The request
In the material below, find every line with "signal" and pull it out.

• • • •

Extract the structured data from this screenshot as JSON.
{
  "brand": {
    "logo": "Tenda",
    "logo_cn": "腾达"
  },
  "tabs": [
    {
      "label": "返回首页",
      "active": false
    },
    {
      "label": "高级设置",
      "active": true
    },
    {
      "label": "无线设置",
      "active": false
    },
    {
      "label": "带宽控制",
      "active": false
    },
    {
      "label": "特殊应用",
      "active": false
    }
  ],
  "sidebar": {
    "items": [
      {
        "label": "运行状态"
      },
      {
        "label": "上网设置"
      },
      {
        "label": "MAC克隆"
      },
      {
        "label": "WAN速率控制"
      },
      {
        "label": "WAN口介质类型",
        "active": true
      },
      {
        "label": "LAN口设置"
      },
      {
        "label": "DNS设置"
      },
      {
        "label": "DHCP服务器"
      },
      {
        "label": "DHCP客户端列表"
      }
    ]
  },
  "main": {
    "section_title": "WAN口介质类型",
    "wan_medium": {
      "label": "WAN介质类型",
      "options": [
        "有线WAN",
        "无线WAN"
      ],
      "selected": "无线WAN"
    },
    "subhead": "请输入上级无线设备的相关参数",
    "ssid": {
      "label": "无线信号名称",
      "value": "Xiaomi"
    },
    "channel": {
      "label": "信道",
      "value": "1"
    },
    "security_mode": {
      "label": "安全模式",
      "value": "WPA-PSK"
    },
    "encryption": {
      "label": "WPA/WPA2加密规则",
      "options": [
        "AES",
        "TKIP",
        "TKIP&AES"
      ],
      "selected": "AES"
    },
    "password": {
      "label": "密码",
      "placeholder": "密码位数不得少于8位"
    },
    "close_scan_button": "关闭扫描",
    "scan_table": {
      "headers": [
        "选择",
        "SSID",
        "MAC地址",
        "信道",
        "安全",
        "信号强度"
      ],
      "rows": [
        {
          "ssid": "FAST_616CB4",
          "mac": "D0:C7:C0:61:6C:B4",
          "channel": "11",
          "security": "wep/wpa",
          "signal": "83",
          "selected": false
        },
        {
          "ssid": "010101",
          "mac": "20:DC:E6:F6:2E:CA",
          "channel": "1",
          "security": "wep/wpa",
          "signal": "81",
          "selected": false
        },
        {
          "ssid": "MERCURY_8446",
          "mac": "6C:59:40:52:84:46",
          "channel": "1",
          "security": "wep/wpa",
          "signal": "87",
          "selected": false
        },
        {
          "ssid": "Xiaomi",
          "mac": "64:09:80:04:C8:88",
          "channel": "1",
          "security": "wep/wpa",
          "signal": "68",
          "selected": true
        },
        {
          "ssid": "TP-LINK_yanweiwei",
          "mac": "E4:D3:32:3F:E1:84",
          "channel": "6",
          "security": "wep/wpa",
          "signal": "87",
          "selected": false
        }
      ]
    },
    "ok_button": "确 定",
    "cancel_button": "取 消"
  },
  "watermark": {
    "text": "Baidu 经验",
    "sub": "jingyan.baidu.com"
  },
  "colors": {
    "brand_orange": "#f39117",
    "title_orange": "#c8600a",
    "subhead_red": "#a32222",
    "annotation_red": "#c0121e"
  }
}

• • • •

Solution
          "signal": "83",
          "signal": "81",
          "signal": "87",
          "signal": "68",
          "signal": "87",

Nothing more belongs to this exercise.